→ Work instructions: Please copy out the material word for word, starting at the line containing "live-selection-icon[interactable]: ➤ [90,51,126,89]" and ending at the line containing "coord-field-尺寸-Y[interactable]: 100 cm", with both of those lines included.
* * * * *
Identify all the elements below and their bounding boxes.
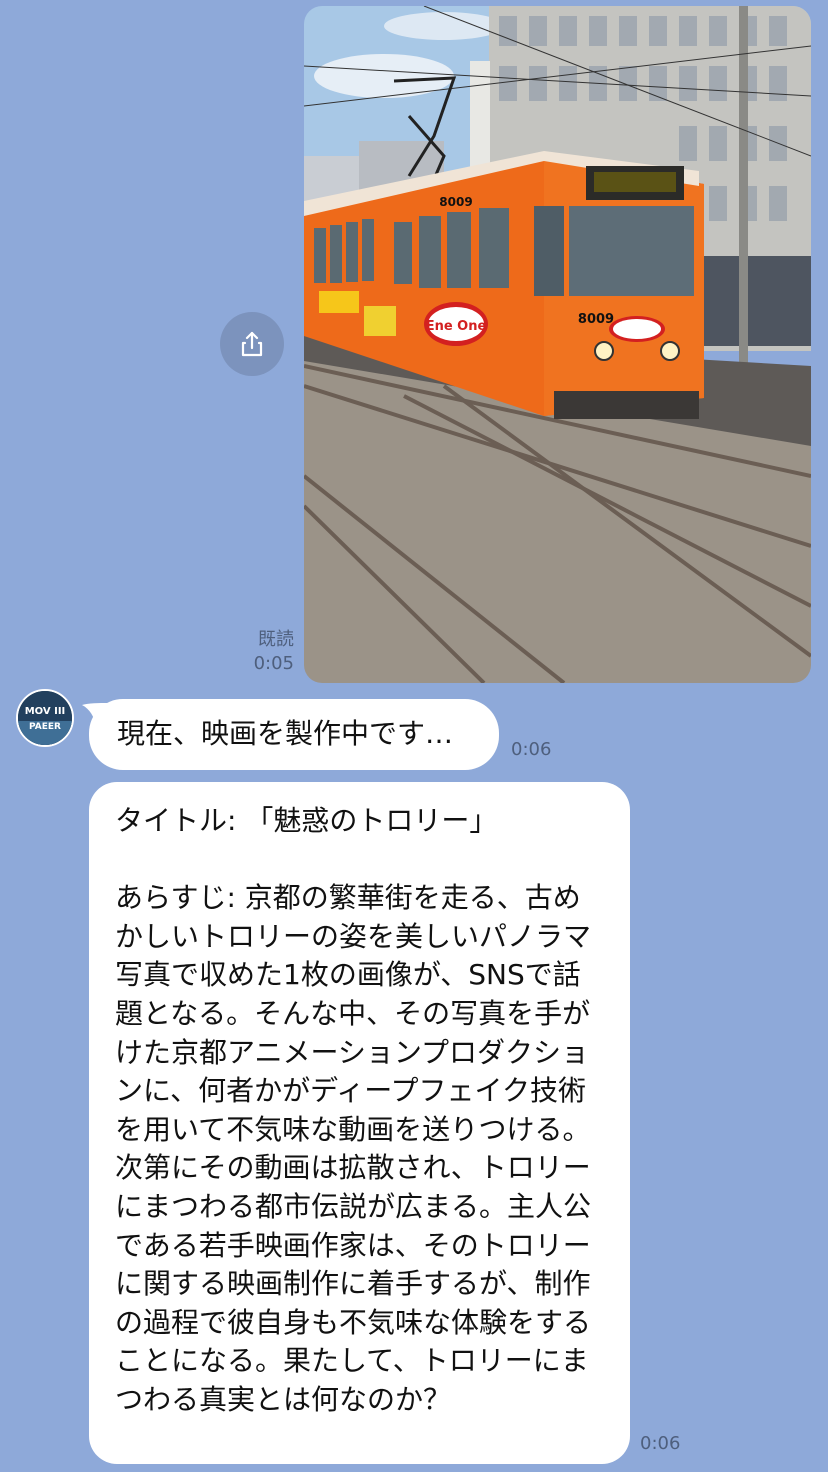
share-button[interactable] (220, 312, 284, 376)
ad-logo-text: Ene One (426, 319, 487, 334)
tram-number-side: 8009 (439, 195, 472, 209)
tram-photo: Ene One 8009 8009 (304, 6, 811, 683)
read-status: 既読 (258, 629, 294, 650)
share-icon (241, 331, 263, 357)
photo-message-time: 0:05 (253, 653, 294, 674)
message-bubble[interactable]: タイトル: 「魅惑のトロリー」 あらすじ: 京都の繁華街を走る、古めかしいトロリ… (89, 782, 630, 1464)
message-bubble[interactable]: 現在、映画を製作中です… (89, 699, 499, 770)
photo-message[interactable]: Ene One 8009 8009 (304, 6, 811, 683)
avatar-text-line2: PAEER (29, 722, 61, 732)
message-time: 0:06 (640, 1433, 681, 1454)
sender-avatar[interactable]: MOV III PAEER (16, 689, 74, 747)
avatar-image: MOV III PAEER (18, 691, 72, 745)
movie-title: タイトル: 「魅惑のトロリー」 (115, 804, 498, 837)
message-text: 現在、映画を製作中です… (117, 717, 454, 750)
movie-synopsis: あらすじ: 京都の繁華街を走る、古めかしいトロリーの姿を美しいパノラマ写真で収め… (115, 881, 592, 1416)
tram-number: 8009 (578, 312, 614, 327)
photo-message-meta: 既読 0:05 (254, 628, 294, 676)
message-time: 0:06 (511, 739, 552, 760)
avatar-text-line1: MOV III (25, 706, 66, 717)
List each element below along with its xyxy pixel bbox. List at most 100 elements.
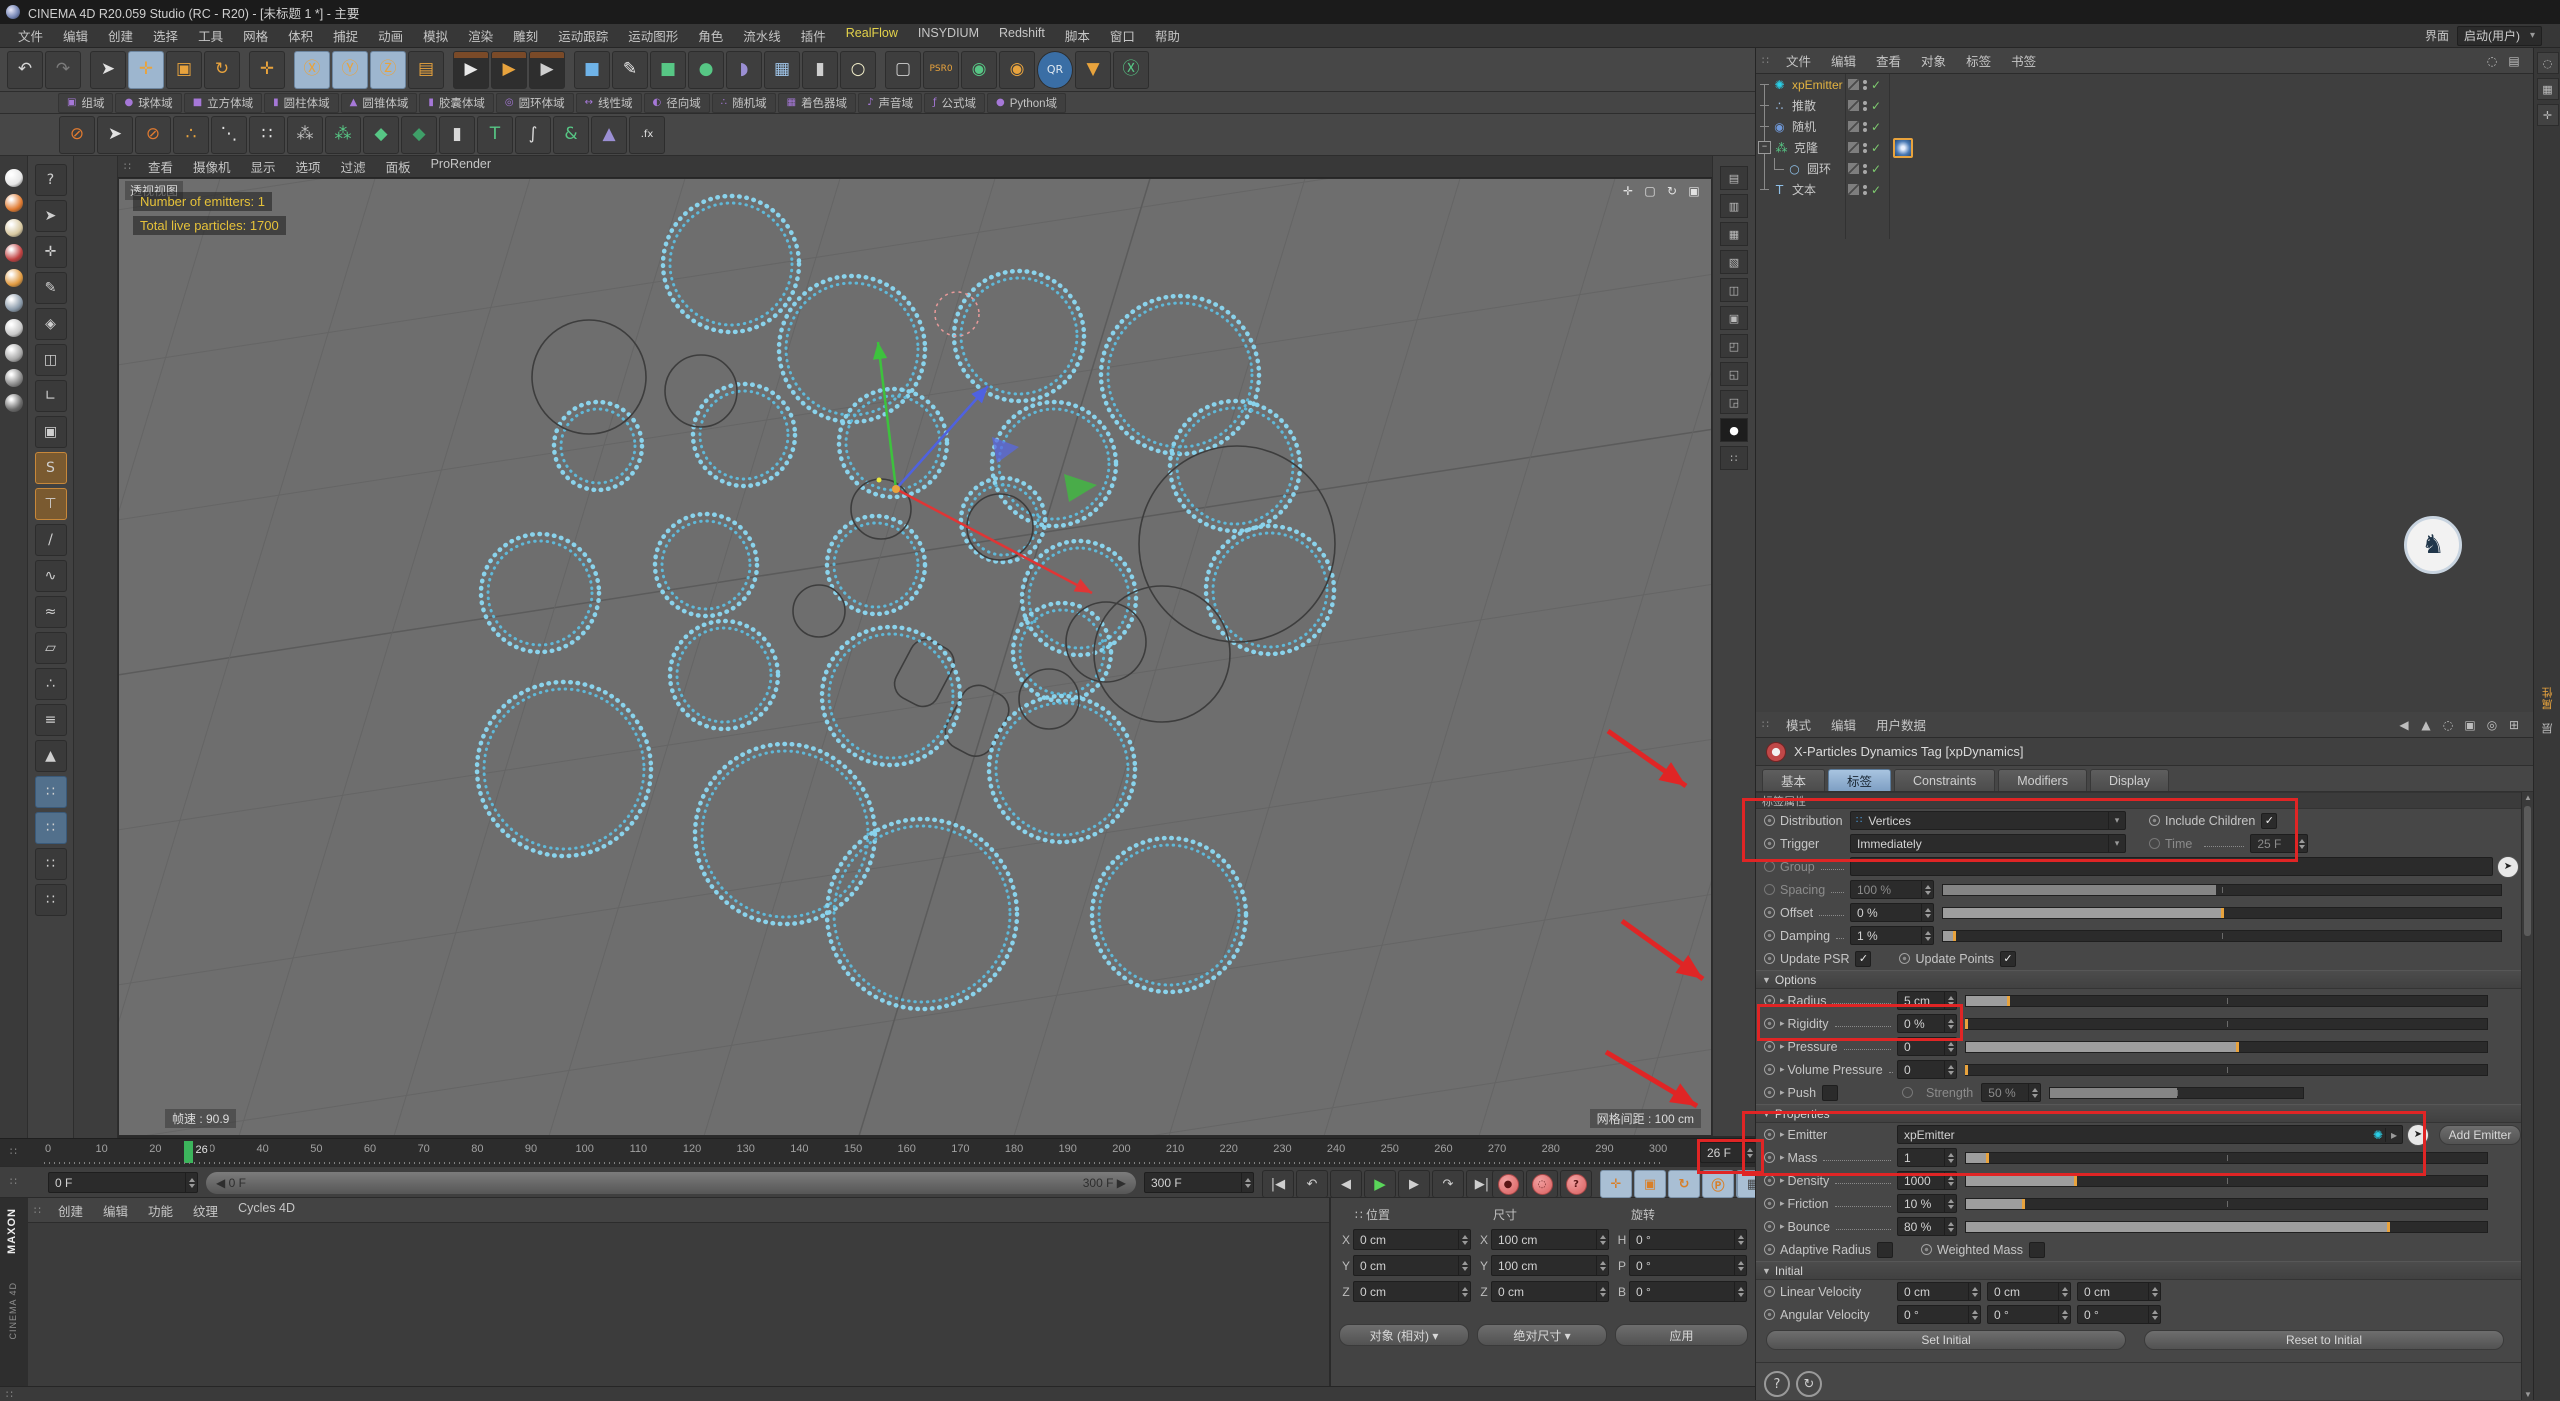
live-selection-icon[interactable]: ➤ [90,51,126,89]
spline-arc-icon[interactable]: ◗ [726,51,762,89]
om-grip[interactable]: ∷ [1756,54,1776,67]
param-slider[interactable] [1942,930,2502,942]
value-spinner[interactable] [1921,904,1933,921]
move-tool-icon[interactable]: ✛ [128,51,164,89]
spline-pen-mini-icon[interactable]: ✎ [35,272,67,304]
asset-spiral-icon[interactable] [5,269,23,287]
dropdown-Distribution[interactable]: ∷Vertices▾ [1850,811,2126,830]
coord-field-尺寸-Y[interactable]: 100 cm [1491,1255,1609,1276]
value-spinner[interactable] [2058,1306,2070,1323]
object-manager-tree[interactable]: ♞ ✺xpEmitter✓∴推散✓◉随机✓−⁂克隆✓○圆环✓T文本✓ [1756,74,2533,712]
maximize-view-icon[interactable]: ▣ [1683,182,1705,200]
animation-dot-icon[interactable] [1764,1309,1775,1320]
param-slider[interactable] [1942,884,2502,896]
spline-s-icon[interactable]: ∫ [515,116,551,154]
menu-item[interactable]: 捕捉 [323,26,368,45]
coord-spinner[interactable] [1458,1230,1470,1249]
param-slider[interactable] [1942,907,2502,919]
generators-icon[interactable]: ■ [650,51,686,89]
am-menu-item[interactable]: 模式 [1776,715,1821,734]
autokey-button[interactable]: ◌ [1526,1170,1558,1198]
panel-tab-层[interactable]: 层 [2540,722,2556,734]
status-grip[interactable]: ∷ [0,1388,20,1401]
cluster-icon[interactable]: ⁂ [287,116,323,154]
cone-purple-icon[interactable]: ▲ [591,116,627,154]
hammer-tool-icon[interactable]: ⊤ [35,488,67,520]
axis-tool-icon[interactable]: ∟ [35,380,67,412]
expand-arrow-icon[interactable]: ▸ [1780,1130,1785,1140]
emitter-field[interactable]: xpEmitter✺▸ [1897,1125,2403,1144]
object-toggles[interactable]: ✓ [1848,120,1888,134]
field-Linear Velocity-1[interactable]: 0 cm [1987,1282,2071,1301]
help-icon[interactable]: ? [1764,1371,1790,1397]
coord-mode-dropdown[interactable]: 对象 (相对) ▾ [1339,1324,1469,1346]
xparticles-icon[interactable]: Ⓧ [1113,51,1149,89]
field-chip-线性域[interactable]: ↔线性域 [576,93,642,113]
animation-dot-icon[interactable] [1764,861,1775,872]
param-slider[interactable] [2049,1087,2304,1099]
text-tool-icon[interactable]: T [477,116,513,154]
field-Angular Velocity-1[interactable]: 0 ° [1987,1305,2071,1324]
menu-item[interactable]: 运动跟踪 [548,26,618,45]
field-chip-公式域[interactable]: ƒ公式域 [924,93,985,113]
animation-dot-icon[interactable] [1764,838,1775,849]
value-spinner[interactable] [2148,1283,2160,1300]
mirror-tool-icon[interactable]: ◫ [35,344,67,376]
apply-button[interactable]: 应用 [1615,1324,1748,1346]
value-spinner[interactable] [2028,1084,2040,1101]
magnet-tool-icon[interactable]: ◈ [35,308,67,340]
render-region-icon[interactable]: ● [1720,418,1748,442]
menu-item[interactable]: 网格 [233,26,278,45]
expand-arrow-icon[interactable]: ▸ [1780,1088,1785,1098]
object-row-xpEmitter[interactable]: ✺xpEmitter✓ [1756,74,2537,95]
menu-item[interactable]: 流水线 [733,26,791,45]
xp-orange-sphere-icon[interactable]: ◉ [999,51,1035,89]
record-parameter-toggle[interactable]: Ⓟ [1702,1170,1734,1198]
section-fold-Properties[interactable]: ▼Properties [1756,1104,2521,1123]
xp-disable-emitter-icon[interactable]: ⊘ [59,116,95,154]
pan-view-icon[interactable]: ✛ [1617,182,1639,200]
expand-arrow-icon[interactable]: ▸ [1780,1153,1785,1163]
dropdown-Trigger[interactable]: Immediately▾ [1850,834,2126,853]
deformers-icon[interactable]: ● [688,51,724,89]
value-spinner[interactable] [2058,1283,2070,1300]
om-menu-item[interactable]: 查看 [1866,51,1911,70]
cluster-green-icon[interactable]: ⁂ [325,116,361,154]
coord-spinner[interactable] [1596,1256,1608,1275]
asset-sphere-dotted-icon[interactable] [5,219,23,237]
animation-dot-icon[interactable] [1764,1129,1775,1140]
object-toggles[interactable]: ✓ [1848,162,1888,176]
menu-item[interactable]: 帮助 [1145,26,1190,45]
expand-arrow-icon[interactable]: ▸ [1780,1199,1785,1209]
value-spinner[interactable] [1944,1149,1956,1166]
field-Bounce[interactable]: 80 % [1897,1217,1957,1236]
expand-arrow-icon[interactable]: ▸ [1780,996,1785,1006]
coord-spinner[interactable] [1458,1282,1470,1301]
field-chip-组域[interactable]: ▣组域 [58,93,113,113]
am-grip[interactable]: ∷ [1756,718,1776,731]
field-chip-着色器域[interactable]: ▦着色器域 [778,93,856,113]
animation-dot-icon[interactable] [1902,1087,1913,1098]
minimize-button[interactable] [2428,0,2472,24]
field-chip-声音域[interactable]: ♪声音域 [858,93,922,113]
enabled-check-icon[interactable]: ✓ [1871,99,1881,113]
param-slider[interactable] [1965,1064,2488,1076]
preview-range-slider[interactable]: ◀ 0 F 300 F ▶ [206,1172,1136,1194]
param-slider[interactable] [1965,1175,2488,1187]
layer-square-icon[interactable] [1848,121,1859,132]
record-rotation-toggle[interactable]: ↻ [1668,1170,1700,1198]
button-Reset to Initial[interactable]: Reset to Initial [2144,1330,2504,1350]
layer-square-icon[interactable] [1848,163,1859,174]
selection-arrow-icon[interactable]: ➤ [35,200,67,232]
range-grip[interactable]: ∷ [4,1175,24,1188]
light-icon[interactable]: ○ [840,51,876,89]
coord-field-位置-Z[interactable]: 0 cm [1353,1281,1471,1302]
layer-square-icon[interactable] [1848,79,1859,90]
enabled-check-icon[interactable]: ✓ [1871,183,1881,197]
tab-标签[interactable]: 标签 [1828,769,1891,791]
field-Spacing[interactable]: 100 % [1850,880,1934,899]
field-Rigidity[interactable]: 0 % [1897,1014,1957,1033]
animation-dot-icon[interactable] [1764,1087,1775,1098]
animation-dot-icon[interactable] [1764,953,1775,964]
material-menu-item[interactable]: Cycles 4D [228,1201,305,1220]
* * * * *
→ Exercise response:
live-selection-icon[interactable]: ➤ [90,51,126,89]
spline-arc-icon[interactable]: ◗ [726,51,762,89]
om-grip[interactable]: ∷ [1756,54,1776,67]
param-slider[interactable] [1942,930,2502,942]
value-spinner[interactable] [1921,904,1933,921]
move-tool-icon[interactable]: ✛ [128,51,164,89]
spline-pen-mini-icon[interactable]: ✎ [35,272,67,304]
asset-spiral-icon[interactable] [5,269,23,287]
dropdown-Distribution[interactable]: ∷Vertices▾ [1850,811,2126,830]
coord-field-尺寸-Y[interactable]: 100 cm [1491,1255,1609,1276]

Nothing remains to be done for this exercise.